What the task asks: Carry none of the pictures over; write out the complete data exactly.

Provided information:
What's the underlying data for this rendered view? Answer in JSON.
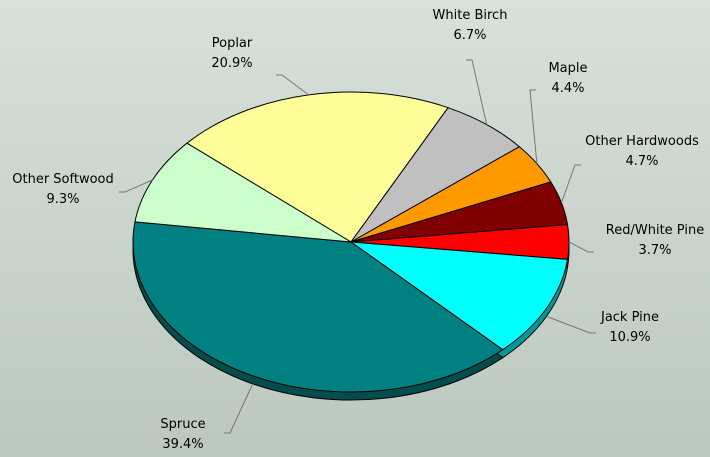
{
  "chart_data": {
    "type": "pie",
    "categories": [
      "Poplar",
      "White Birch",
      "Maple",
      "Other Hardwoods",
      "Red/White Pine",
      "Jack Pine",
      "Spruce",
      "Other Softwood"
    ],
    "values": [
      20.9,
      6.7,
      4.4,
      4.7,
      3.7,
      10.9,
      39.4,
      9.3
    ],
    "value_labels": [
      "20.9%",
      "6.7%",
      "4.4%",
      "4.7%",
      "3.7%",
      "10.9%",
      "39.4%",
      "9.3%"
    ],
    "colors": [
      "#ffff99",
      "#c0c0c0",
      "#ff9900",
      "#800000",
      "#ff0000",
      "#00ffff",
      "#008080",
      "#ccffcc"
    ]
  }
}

Task solution:
What's the underlying data for this rendered view? Answer in JSON.
{
  "chart_data": {
    "type": "pie",
    "categories": [
      "Poplar",
      "White Birch",
      "Maple",
      "Other Hardwoods",
      "Red/White Pine",
      "Jack Pine",
      "Spruce",
      "Other Softwood"
    ],
    "values": [
      20.9,
      6.7,
      4.4,
      4.7,
      3.7,
      10.9,
      39.4,
      9.3
    ],
    "value_labels": [
      "20.9%",
      "6.7%",
      "4.4%",
      "4.7%",
      "3.7%",
      "10.9%",
      "39.4%",
      "9.3%"
    ],
    "colors": [
      "#ffff99",
      "#c0c0c0",
      "#ff9900",
      "#800000",
      "#ff0000",
      "#00ffff",
      "#008080",
      "#ccffcc"
    ]
  }
}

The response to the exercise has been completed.